## Dataset entries
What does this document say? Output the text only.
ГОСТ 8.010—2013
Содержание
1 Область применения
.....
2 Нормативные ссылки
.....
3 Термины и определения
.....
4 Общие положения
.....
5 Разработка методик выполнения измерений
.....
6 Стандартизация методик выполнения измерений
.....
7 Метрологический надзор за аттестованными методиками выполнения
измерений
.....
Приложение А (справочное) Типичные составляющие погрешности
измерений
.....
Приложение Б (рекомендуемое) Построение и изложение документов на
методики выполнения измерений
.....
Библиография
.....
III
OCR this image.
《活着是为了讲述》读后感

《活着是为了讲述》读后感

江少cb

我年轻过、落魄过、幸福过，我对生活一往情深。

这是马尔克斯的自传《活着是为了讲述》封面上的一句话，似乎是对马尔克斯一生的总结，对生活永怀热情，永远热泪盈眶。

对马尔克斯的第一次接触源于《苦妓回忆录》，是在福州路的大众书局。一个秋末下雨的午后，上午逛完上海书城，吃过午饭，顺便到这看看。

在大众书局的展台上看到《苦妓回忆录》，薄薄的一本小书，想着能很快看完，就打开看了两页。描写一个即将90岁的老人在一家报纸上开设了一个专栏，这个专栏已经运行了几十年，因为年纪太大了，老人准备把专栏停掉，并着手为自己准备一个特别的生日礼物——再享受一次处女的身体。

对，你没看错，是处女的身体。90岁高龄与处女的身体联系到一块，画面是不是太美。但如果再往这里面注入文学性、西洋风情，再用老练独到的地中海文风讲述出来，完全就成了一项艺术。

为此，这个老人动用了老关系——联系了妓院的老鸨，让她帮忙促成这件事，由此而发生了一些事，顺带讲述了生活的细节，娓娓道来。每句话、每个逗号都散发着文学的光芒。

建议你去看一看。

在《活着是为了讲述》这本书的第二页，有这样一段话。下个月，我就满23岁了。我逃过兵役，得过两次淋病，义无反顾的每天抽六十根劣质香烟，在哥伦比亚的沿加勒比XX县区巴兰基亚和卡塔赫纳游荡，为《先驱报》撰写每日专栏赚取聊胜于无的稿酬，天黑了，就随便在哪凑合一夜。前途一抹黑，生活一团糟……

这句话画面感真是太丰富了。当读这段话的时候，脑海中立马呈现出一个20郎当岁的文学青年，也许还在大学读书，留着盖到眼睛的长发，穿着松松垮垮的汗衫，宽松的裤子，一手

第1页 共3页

## Job
Identify and copy the lines holding the word "Приложение".

## The result
Приложение А (справочное) Типичные составляющие погрешности
Приложение Б (рекомендуемое) Построение и изложение документов на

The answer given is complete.